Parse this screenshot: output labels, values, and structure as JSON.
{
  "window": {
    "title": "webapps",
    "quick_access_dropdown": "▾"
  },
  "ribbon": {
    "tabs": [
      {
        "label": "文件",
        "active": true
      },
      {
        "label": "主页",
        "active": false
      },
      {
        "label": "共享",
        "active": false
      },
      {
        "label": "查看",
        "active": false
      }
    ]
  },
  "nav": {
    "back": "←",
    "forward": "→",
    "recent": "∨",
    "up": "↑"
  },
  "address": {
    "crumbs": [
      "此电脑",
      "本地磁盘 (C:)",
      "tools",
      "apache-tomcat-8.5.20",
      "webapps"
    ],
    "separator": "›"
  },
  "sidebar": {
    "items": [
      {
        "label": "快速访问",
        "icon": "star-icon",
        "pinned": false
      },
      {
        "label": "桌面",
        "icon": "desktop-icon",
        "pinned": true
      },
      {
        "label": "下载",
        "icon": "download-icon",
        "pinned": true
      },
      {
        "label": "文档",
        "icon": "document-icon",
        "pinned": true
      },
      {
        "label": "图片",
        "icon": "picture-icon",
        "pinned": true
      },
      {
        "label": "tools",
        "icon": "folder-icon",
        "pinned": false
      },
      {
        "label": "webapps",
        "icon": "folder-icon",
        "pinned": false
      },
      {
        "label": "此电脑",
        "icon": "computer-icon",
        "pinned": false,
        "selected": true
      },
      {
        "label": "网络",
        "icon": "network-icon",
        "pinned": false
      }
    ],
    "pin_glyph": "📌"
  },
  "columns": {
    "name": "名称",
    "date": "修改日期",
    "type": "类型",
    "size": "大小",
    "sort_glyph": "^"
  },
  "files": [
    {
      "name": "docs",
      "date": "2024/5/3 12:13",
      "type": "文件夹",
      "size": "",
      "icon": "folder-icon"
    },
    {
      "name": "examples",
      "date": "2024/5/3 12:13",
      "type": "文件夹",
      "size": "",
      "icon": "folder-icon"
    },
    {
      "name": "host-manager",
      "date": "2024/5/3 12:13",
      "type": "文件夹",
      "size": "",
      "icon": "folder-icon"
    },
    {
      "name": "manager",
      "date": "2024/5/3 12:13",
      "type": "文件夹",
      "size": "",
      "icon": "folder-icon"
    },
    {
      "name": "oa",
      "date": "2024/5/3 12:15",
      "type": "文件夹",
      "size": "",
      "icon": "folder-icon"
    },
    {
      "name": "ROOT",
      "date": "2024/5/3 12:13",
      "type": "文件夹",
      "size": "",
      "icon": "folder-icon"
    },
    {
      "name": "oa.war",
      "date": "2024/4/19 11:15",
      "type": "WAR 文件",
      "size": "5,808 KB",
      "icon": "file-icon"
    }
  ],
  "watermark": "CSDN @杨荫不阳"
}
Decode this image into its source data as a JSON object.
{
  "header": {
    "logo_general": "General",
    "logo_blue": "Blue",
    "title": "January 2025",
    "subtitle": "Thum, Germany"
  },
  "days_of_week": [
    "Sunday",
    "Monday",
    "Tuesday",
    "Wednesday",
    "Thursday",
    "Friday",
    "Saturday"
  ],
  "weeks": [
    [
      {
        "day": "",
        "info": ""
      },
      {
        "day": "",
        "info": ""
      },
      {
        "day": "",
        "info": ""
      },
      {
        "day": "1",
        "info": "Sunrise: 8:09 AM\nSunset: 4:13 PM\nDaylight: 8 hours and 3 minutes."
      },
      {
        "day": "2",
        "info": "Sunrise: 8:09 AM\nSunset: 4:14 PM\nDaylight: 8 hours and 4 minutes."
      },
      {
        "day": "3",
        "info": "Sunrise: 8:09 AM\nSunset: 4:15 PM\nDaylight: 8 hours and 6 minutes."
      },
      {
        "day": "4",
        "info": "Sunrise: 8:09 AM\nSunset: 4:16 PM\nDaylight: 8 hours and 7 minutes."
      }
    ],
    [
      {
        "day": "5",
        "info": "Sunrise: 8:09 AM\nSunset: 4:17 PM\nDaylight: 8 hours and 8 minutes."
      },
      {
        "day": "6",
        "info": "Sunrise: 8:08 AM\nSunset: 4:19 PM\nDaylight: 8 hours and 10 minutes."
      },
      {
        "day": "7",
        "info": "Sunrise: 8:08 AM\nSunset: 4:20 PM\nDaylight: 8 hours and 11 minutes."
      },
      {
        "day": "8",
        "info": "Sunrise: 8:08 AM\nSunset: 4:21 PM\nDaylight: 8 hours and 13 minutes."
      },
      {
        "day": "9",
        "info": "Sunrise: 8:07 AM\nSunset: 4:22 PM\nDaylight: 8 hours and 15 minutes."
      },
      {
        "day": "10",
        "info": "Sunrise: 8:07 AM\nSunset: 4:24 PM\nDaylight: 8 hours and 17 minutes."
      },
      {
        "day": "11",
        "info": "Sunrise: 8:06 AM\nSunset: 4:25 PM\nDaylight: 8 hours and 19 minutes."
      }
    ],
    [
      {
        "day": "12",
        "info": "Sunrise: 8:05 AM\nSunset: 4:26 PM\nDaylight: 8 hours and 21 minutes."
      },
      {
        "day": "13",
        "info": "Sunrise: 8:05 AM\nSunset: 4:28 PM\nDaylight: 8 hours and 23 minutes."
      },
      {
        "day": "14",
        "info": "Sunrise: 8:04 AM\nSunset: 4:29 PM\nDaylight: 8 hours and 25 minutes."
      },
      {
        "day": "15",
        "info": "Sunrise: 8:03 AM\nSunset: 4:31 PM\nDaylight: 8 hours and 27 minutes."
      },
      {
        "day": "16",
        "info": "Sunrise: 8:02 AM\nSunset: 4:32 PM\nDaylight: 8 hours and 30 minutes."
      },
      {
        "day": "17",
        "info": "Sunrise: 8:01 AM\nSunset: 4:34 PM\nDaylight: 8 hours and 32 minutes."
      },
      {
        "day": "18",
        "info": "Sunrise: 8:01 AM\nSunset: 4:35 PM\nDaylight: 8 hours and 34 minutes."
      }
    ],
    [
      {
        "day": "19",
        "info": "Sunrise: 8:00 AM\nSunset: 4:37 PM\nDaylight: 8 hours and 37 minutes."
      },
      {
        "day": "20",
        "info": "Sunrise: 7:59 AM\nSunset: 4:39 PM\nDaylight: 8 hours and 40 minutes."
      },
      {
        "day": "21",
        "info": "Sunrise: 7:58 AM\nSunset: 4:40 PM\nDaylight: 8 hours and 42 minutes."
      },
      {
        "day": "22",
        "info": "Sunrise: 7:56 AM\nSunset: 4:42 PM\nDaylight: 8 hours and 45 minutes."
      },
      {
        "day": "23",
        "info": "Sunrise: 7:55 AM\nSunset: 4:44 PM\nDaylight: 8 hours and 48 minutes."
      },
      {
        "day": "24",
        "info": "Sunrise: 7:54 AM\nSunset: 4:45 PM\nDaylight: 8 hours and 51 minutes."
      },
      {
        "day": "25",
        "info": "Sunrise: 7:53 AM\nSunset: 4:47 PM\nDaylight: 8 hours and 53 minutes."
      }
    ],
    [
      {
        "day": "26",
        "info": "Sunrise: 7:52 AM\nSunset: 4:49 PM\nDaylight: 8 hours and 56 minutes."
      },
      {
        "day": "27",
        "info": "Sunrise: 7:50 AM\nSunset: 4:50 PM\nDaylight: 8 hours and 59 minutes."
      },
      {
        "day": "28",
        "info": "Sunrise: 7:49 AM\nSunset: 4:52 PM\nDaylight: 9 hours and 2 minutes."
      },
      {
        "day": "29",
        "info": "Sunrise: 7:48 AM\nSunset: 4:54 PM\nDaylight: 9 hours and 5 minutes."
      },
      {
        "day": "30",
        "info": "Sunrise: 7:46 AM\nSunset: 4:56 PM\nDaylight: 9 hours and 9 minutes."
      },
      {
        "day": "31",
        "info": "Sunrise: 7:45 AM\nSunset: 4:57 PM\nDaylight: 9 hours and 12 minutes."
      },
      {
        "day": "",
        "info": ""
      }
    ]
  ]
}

= = = =

## Request
List every line above that holds the word "this".

## Problem solution
Parse this screenshot: output labels, values, and structure as JSON.
Decode this image into its source data as a JSON object.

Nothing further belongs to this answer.